▸ Exercise brief: Are you able to quote each entry exactly as written?

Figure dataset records

____

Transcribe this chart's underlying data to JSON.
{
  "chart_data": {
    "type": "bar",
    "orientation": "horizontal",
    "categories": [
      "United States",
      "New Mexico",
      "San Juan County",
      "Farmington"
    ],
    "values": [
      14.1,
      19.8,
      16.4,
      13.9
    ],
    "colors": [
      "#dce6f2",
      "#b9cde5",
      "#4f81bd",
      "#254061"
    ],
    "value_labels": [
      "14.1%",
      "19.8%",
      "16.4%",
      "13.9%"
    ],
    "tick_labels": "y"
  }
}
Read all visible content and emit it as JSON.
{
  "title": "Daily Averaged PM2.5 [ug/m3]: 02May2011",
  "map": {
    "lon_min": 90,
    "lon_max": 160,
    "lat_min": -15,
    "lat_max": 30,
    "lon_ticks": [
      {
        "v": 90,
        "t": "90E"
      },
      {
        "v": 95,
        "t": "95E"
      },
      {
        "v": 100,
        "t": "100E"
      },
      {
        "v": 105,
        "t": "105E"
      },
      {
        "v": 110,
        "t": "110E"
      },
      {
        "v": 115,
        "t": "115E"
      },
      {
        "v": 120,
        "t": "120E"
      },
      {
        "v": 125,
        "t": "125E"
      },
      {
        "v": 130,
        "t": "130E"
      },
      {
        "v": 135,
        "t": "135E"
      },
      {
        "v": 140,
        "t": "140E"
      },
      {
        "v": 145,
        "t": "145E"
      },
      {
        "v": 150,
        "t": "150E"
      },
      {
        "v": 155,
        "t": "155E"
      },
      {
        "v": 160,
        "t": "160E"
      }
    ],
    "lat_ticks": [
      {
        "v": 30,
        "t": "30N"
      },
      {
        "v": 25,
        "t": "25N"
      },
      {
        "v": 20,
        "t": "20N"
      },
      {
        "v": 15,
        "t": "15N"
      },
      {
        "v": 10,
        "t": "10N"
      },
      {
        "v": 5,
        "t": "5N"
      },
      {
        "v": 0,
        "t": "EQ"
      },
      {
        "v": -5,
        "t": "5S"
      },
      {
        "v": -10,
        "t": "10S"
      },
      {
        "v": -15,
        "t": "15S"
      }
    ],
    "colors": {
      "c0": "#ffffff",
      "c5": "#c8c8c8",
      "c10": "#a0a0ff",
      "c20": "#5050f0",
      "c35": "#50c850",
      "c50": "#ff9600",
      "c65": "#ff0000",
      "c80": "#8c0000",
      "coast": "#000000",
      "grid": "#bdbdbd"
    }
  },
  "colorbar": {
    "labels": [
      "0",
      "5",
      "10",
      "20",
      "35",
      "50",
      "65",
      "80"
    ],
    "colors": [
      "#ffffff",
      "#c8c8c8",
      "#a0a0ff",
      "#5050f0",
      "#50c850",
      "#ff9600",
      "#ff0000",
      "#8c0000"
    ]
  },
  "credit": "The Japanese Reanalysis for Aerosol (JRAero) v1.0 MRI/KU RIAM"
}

____

▸ Answer below:
Transcribe this chart's underlying data to JSON.
{
  "chart_data": {
    "type": "bar",
    "orientation": "horizontal",
    "categories": [
      "United States",
      "New Mexico",
      "San Juan County",
      "Farmington"
    ],
    "values": [
      14.1,
      19.8,
      16.4,
      13.9
    ],
    "colors": [
      "#dce6f2",
      "#b9cde5",
      "#4f81bd",
      "#254061"
    ],
    "value_labels": [
      "14.1%",
      "19.8%",
      "16.4%",
      "13.9%"
    ],
    "tick_labels": "y"
  }
}
Read all visible content and emit it as JSON.
{
  "title": "Daily Averaged PM2.5 [ug/m3]: 02May2011",
  "map": {
    "lon_min": 90,
    "lon_max": 160,
    "lat_min": -15,
    "lat_max": 30,
    "lon_ticks": [
      {
        "v": 90,
        "t": "90E"
      },
      {
        "v": 95,
        "t": "95E"
      },
      {
        "v": 100,
        "t": "100E"
      },
      {
        "v": 105,
        "t": "105E"
      },
      {
        "v": 110,
        "t": "110E"
      },
      {
        "v": 115,
        "t": "115E"
      },
      {
        "v": 120,
        "t": "120E"
      },
      {
        "v": 125,
        "t": "125E"
      },
      {
        "v": 130,
        "t": "130E"
      },
      {
        "v": 135,
        "t": "135E"
      },
      {
        "v": 140,
        "t": "140E"
      },
      {
        "v": 145,
        "t": "145E"
      },
      {
        "v": 150,
        "t": "150E"
      },
      {
        "v": 155,
        "t": "155E"
      },
      {
        "v": 160,
        "t": "160E"
      }
    ],
    "lat_ticks": [
      {
        "v": 30,
        "t": "30N"
      },
      {
        "v": 25,
        "t": "25N"
      },
      {
        "v": 20,
        "t": "20N"
      },
      {
        "v": 15,
        "t": "15N"
      },
      {
        "v": 10,
        "t": "10N"
      },
      {
        "v": 5,
        "t": "5N"
      },
      {
        "v": 0,
        "t": "EQ"
      },
      {
        "v": -5,
        "t": "5S"
      },
      {
        "v": -10,
        "t": "10S"
      },
      {
        "v": -15,
        "t": "15S"
      }
    ],
    "colors": {
      "c0": "#ffffff",
      "c5": "#c8c8c8",
      "c10": "#a0a0ff",
      "c20": "#5050f0",
      "c35": "#50c850",
      "c50": "#ff9600",
      "c65": "#ff0000",
      "c80": "#8c0000",
      "coast": "#000000",
      "grid": "#bdbdbd"
    }
  },
  "colorbar": {
    "labels": [
      "0",
      "5",
      "10",
      "20",
      "35",
      "50",
      "65",
      "80"
    ],
    "colors": [
      "#ffffff",
      "#c8c8c8",
      "#a0a0ff",
      "#5050f0",
      "#50c850",
      "#ff9600",
      "#ff0000",
      "#8c0000"
    ]
  },
  "credit": "The Japanese Reanalysis for Aerosol (JRAero) v1.0 MRI/KU RIAM"
}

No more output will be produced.